begin
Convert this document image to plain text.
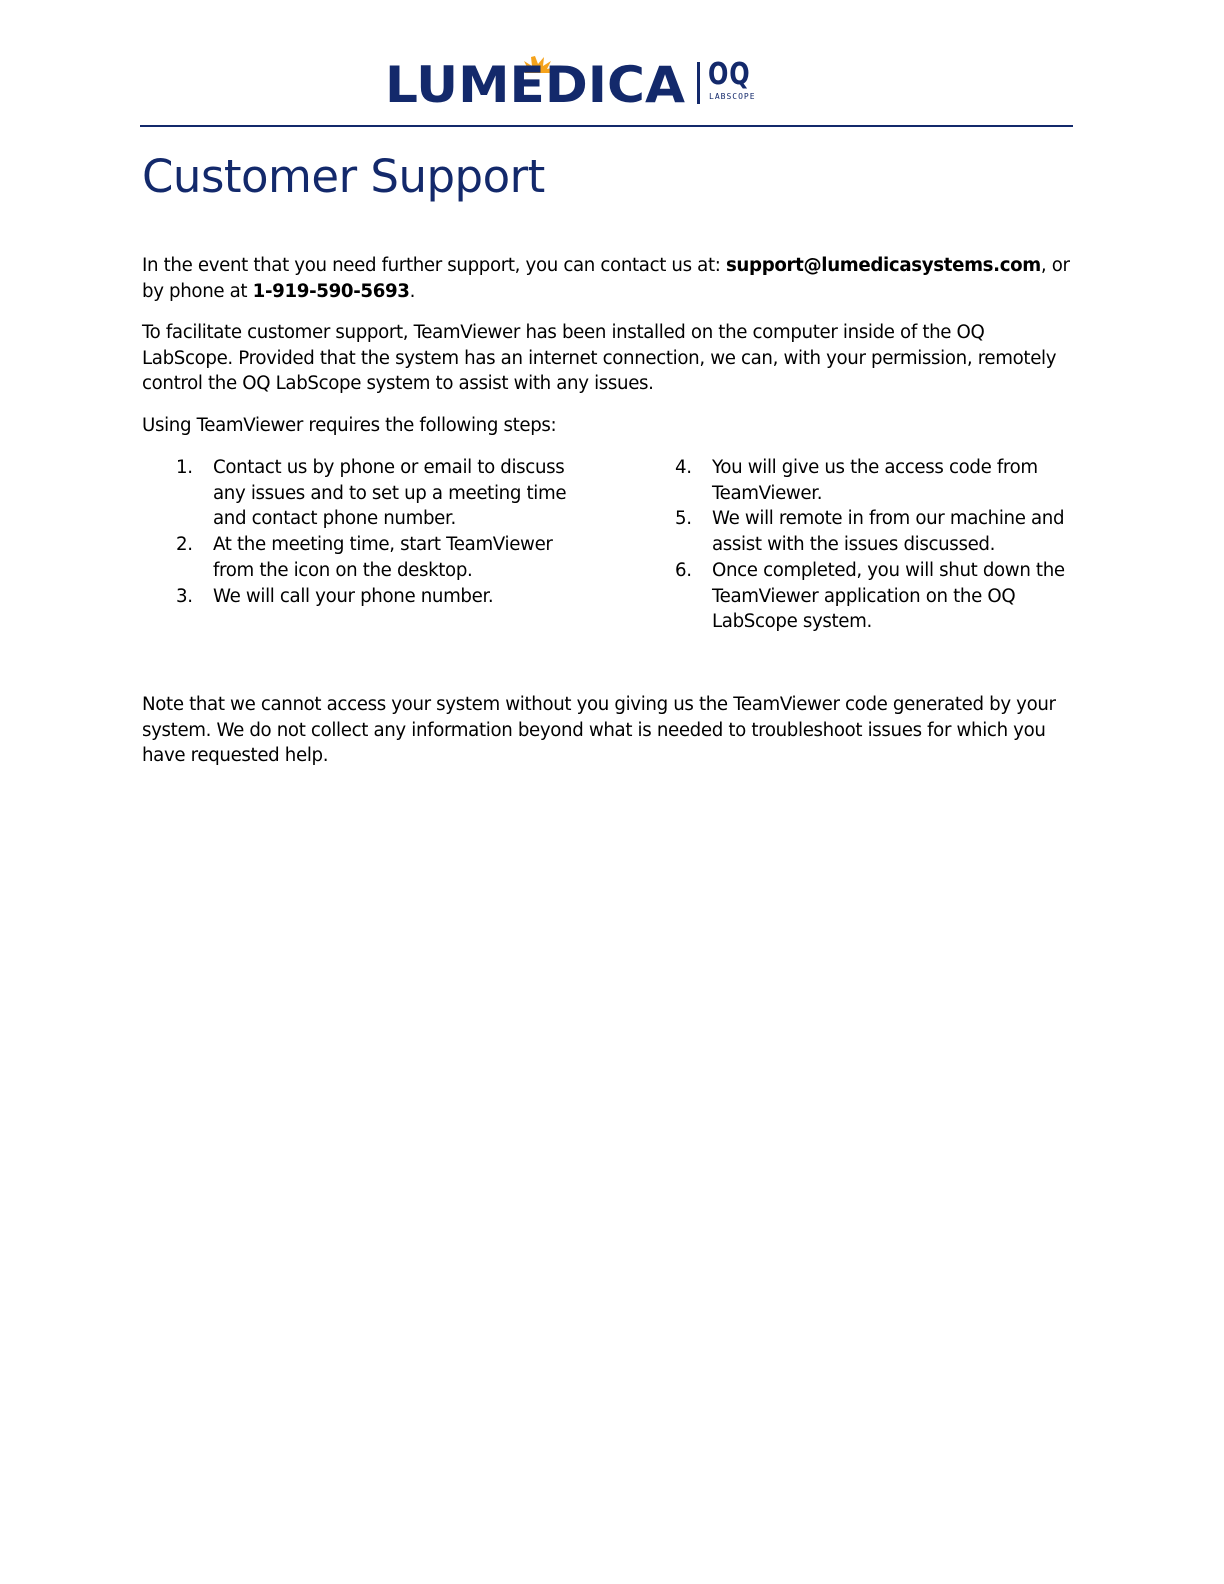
LUMEDICA OQ
LABSCOPE
Customer Support

In the event that you need further support, you can contact us at: support@lumedicasystems.com, or by phone at 1-919-590-5693.

To facilitate customer support, TeamViewer has been installed on the computer inside of the OQ LabScope. Provided that the system has an internet connection, we can, with your permission, remotely control the OQ LabScope system to assist with any issues.

Using TeamViewer requires the following steps:

1. Contact us by phone or email to discuss any issues and to set up a meeting time and contact phone number.
2. At the meeting time, start TeamViewer from the icon on the desktop.
3. We will call your phone number.
4. You will give us the access code from TeamViewer.
5. We will remote in from our machine and assist with the issues discussed.
6. Once completed, you will shut down the TeamViewer application on the OQ LabScope system.

Note that we cannot access your system without you giving us the TeamViewer code generated by your system. We do not collect any information beyond what is needed to troubleshoot issues for which you have requested help.
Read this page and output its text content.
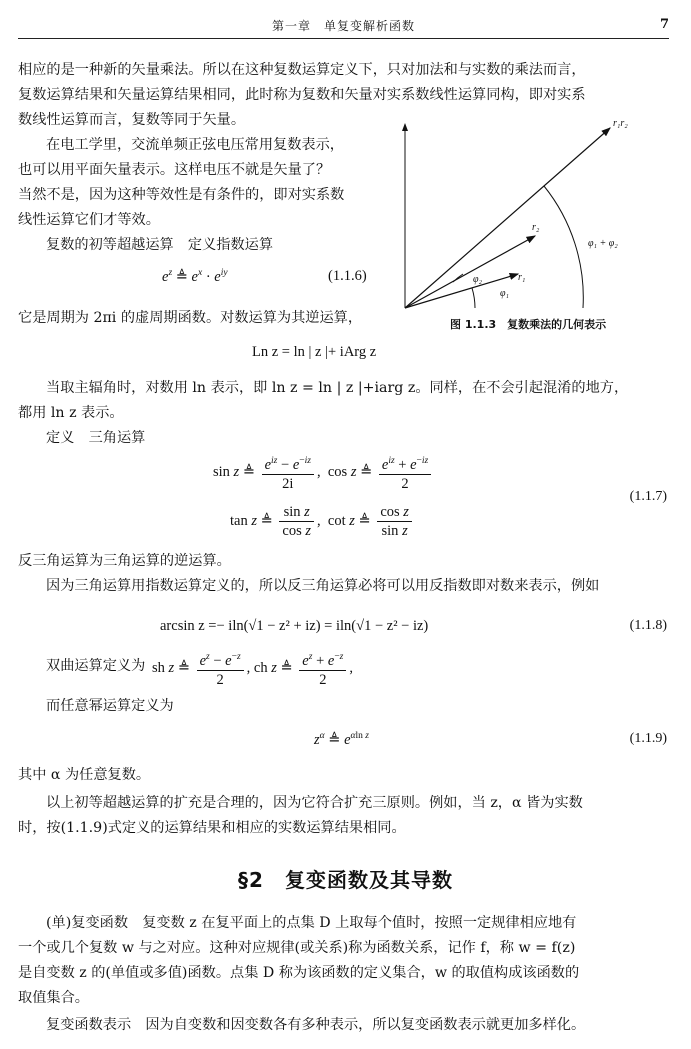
第一章　单复变解析函数	7
相应的是一种新的矢量乘法。所以在这种复数运算定义下，只对加法和与实数的乘法而言，
复数运算结果和矢量运算结果相同，此时称为复数和矢量对实系数线性运算同构，即对实系
数线性运算而言，复数等同于矢量。
在电工学里，交流单频正弦电压常用复数表示，
也可以用平面矢量表示。这样电压不就是矢量了？
当然不是，因为这种等效性是有条件的，即对实系数
线性运算它们才等效。
复数的初等超越运算　定义指数运算
$e^z$ ≜ $e^x \cdot e^{iy}$	(1.1.6)
它是周期为 2πi 的虚周期函数。对数运算为其逆运算，
r₁r₂
r₂
r₁
φ₂
φ₁
φ₁ + φ₂
图 1.1.3　复数乘法的几何表示
Ln z = ln | z |+ iArg z
当取主辐角时，对数用 ln 表示，即 ln z = ln | z |+iarg z。同样，在不会引起混淆的地方，
都用 ln z 表示。
定义　三角运算
sin z ≜ $\frac{e^{iz} - e^{-iz}}{2i}$ ,  cos z ≜ $\frac{e^{iz} + e^{-iz}}{2}$
tan z ≜ $\frac{\text{sin z}}{\text{cos z}}$ ,  cot z ≜ $\frac{\text{cos z}}{\text{sin z}}$
(1.1.7)
反三角运算为三角运算的逆运算。
因为三角运算用指数运算定义的，所以反三角运算必将可以用反指数即对数来表示，例如
arcsin z =− iln(√1 − z² + iz) = iln(√1 − z² − iz)	(1.1.8)
双曲运算定义为 sh z ≜ $\frac{e^z - e^{-z}}{2}$ , ch z ≜ $\frac{e^z + e^{-z}}{2}$ ,
而任意幂运算定义为
$z^\alpha$ ≜ $e^{\alpha ln z}$	(1.1.9)
其中 α 为任意复数。
以上初等超越运算的扩充是合理的，因为它符合扩充三原则。例如，当 z，α 皆为实数
时，按(1.1.9)式定义的运算结果和相应的实数运算结果相同。
§2　复变函数及其导数
(单)复变函数　复变数 z 在复平面上的点集 D 上取每个值时，按照一定规律相应地有
一个或几个复数 w 与之对应。这种对应规律(或关系)称为函数关系，记作 f，称 w = f(z)
是自变数 z 的(单值或多值)函数。点集 D 称为该函数的定义集合，w 的取值构成该函数的
取值集合。
复变函数表示　因为自变数和因变数各有多种表示，所以复变函数表示就更加多样化。
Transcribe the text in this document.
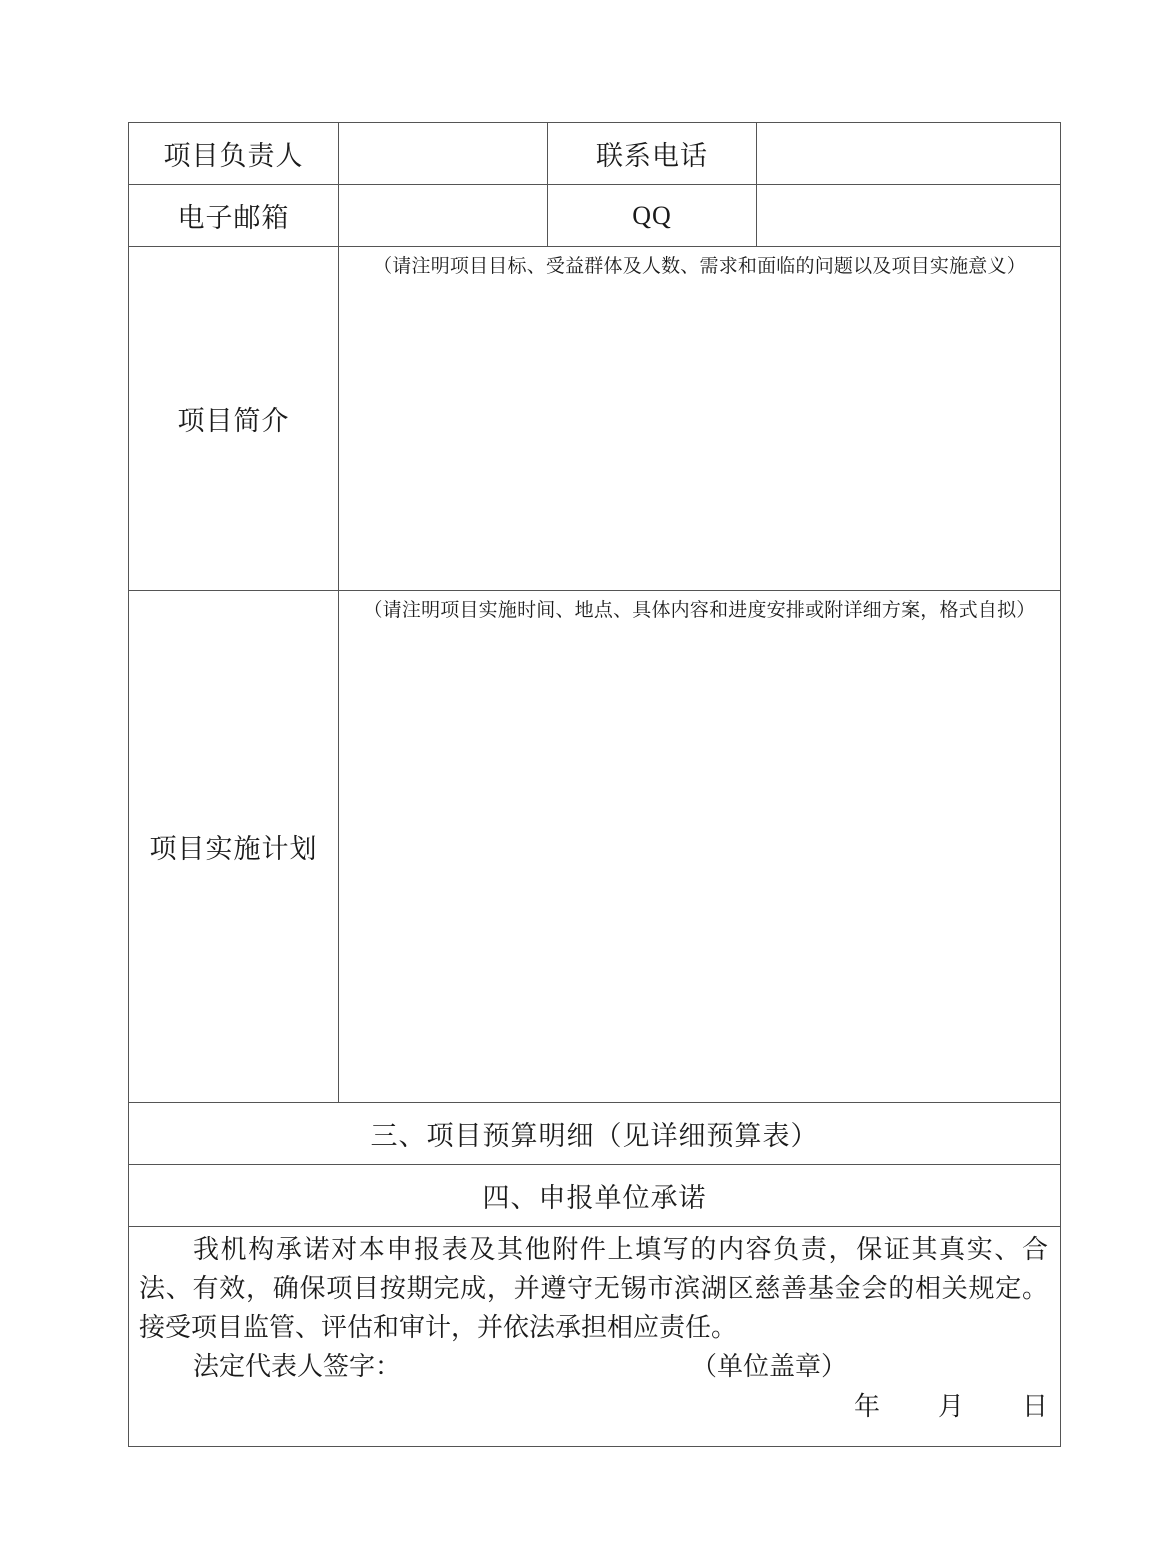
项目负责人		联系电话	
电子邮箱		QQ	
项目简介	（请注明项目目标、受益群体及人数、需求和面临的问题以及项目实施意义）		

项目实施计划	（请注明项目实施时间、地点、具体内容和进度安排或附详细方案，格式自拟）		

三、项目预算明细（见详细预算表）			
四、申报单位承诺			

我机构承诺对本申报表及其他附件上填写的内容负责，保证其真实、合法、有效，确保项目按期完成，并遵守无锡市滨湖区慈善基金会的相关规定。接受项目监管、评估和审计，并依法承担相应责任。

法定代表人签字： （单位盖章）
年 月 日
end
*Written exercise*
Reproduce the entries above without change, omitting all pictures.

*Response for this exercise*
Convert this document image to plain text.
LUMEDICA OQ
LABSCOPE
Customer Support

In the event that you need further support, you can contact us at: support@lumedicasystems.com, or by phone at 1-919-590-5693.

To facilitate customer support, TeamViewer has been installed on the computer inside of the OQ LabScope. Provided that the system has an internet connection, we can, with your permission, remotely control the OQ LabScope system to assist with any issues.

Using TeamViewer requires the following steps:

1. Contact us by phone or email to discuss any issues and to set up a meeting time and contact phone number.
2. At the meeting time, start TeamViewer from the icon on the desktop.
3. We will call your phone number.
4. You will give us the access code from TeamViewer.
5. We will remote in from our machine and assist with the issues discussed.
6. Once completed, you will shut down the TeamViewer application on the OQ LabScope system.

Note that we cannot access your system without you giving us the TeamViewer code generated by your system. We do not collect any information beyond what is needed to troubleshoot issues for which you have requested help.
Read this page and output its text content.
第一章　单复变解析函数	7
相应的是一种新的矢量乘法。所以在这种复数运算定义下，只对加法和与实数的乘法而言，
复数运算结果和矢量运算结果相同，此时称为复数和矢量对实系数线性运算同构，即对实系
数线性运算而言，复数等同于矢量。
在电工学里，交流单频正弦电压常用复数表示，
也可以用平面矢量表示。这样电压不就是矢量了？
当然不是，因为这种等效性是有条件的，即对实系数
线性运算它们才等效。
复数的初等超越运算　定义指数运算
$e^z$ ≜ $e^x \cdot e^{iy}$	(1.1.6)
它是周期为 2πi 的虚周期函数。对数运算为其逆运算，
r₁r₂
r₂
r₁
φ₂
φ₁
φ₁ + φ₂
图 1.1.3　复数乘法的几何表示
Ln z = ln | z |+ iArg z
当取主辐角时，对数用 ln 表示，即 ln z = ln | z |+iarg z。同样，在不会引起混淆的地方，
都用 ln z 表示。
定义　三角运算
sin z ≜ $\frac{e^{iz} - e^{-iz}}{2i}$ ,  cos z ≜ $\frac{e^{iz} + e^{-iz}}{2}$
tan z ≜ $\frac{\text{sin z}}{\text{cos z}}$ ,  cot z ≜ $\frac{\text{cos z}}{\text{sin z}}$
(1.1.7)
反三角运算为三角运算的逆运算。
因为三角运算用指数运算定义的，所以反三角运算必将可以用反指数即对数来表示，例如
arcsin z =− iln(√1 − z² + iz) = iln(√1 − z² − iz)	(1.1.8)
双曲运算定义为 sh z ≜ $\frac{e^z - e^{-z}}{2}$ , ch z ≜ $\frac{e^z + e^{-z}}{2}$ ,
而任意幂运算定义为
$z^\alpha$ ≜ $e^{\alpha ln z}$	(1.1.9)
其中 α 为任意复数。
以上初等超越运算的扩充是合理的，因为它符合扩充三原则。例如，当 z，α 皆为实数
时，按(1.1.9)式定义的运算结果和相应的实数运算结果相同。
§2　复变函数及其导数
(单)复变函数　复变数 z 在复平面上的点集 D 上取每个值时，按照一定规律相应地有
一个或几个复数 w 与之对应。这种对应规律(或关系)称为函数关系，记作 f，称 w = f(z)
是自变数 z 的(单值或多值)函数。点集 D 称为该函数的定义集合，w 的取值构成该函数的
取值集合。
复变函数表示　因为自变数和因变数各有多种表示，所以复变函数表示就更加多样化。
Transcribe the text in this document.
项目负责人		联系电话	
电子邮箱		QQ	
项目简介	（请注明项目目标、受益群体及人数、需求和面临的问题以及项目实施意义）		

项目实施计划	（请注明项目实施时间、地点、具体内容和进度安排或附详细方案，格式自拟）		

三、项目预算明细（见详细预算表）			
四、申报单位承诺			

我机构承诺对本申报表及其他附件上填写的内容负责，保证其真实、合法、有效，确保项目按期完成，并遵守无锡市滨湖区慈善基金会的相关规定。接受项目监管、评估和审计，并依法承担相应责任。

法定代表人签字： （单位盖章）
年 月 日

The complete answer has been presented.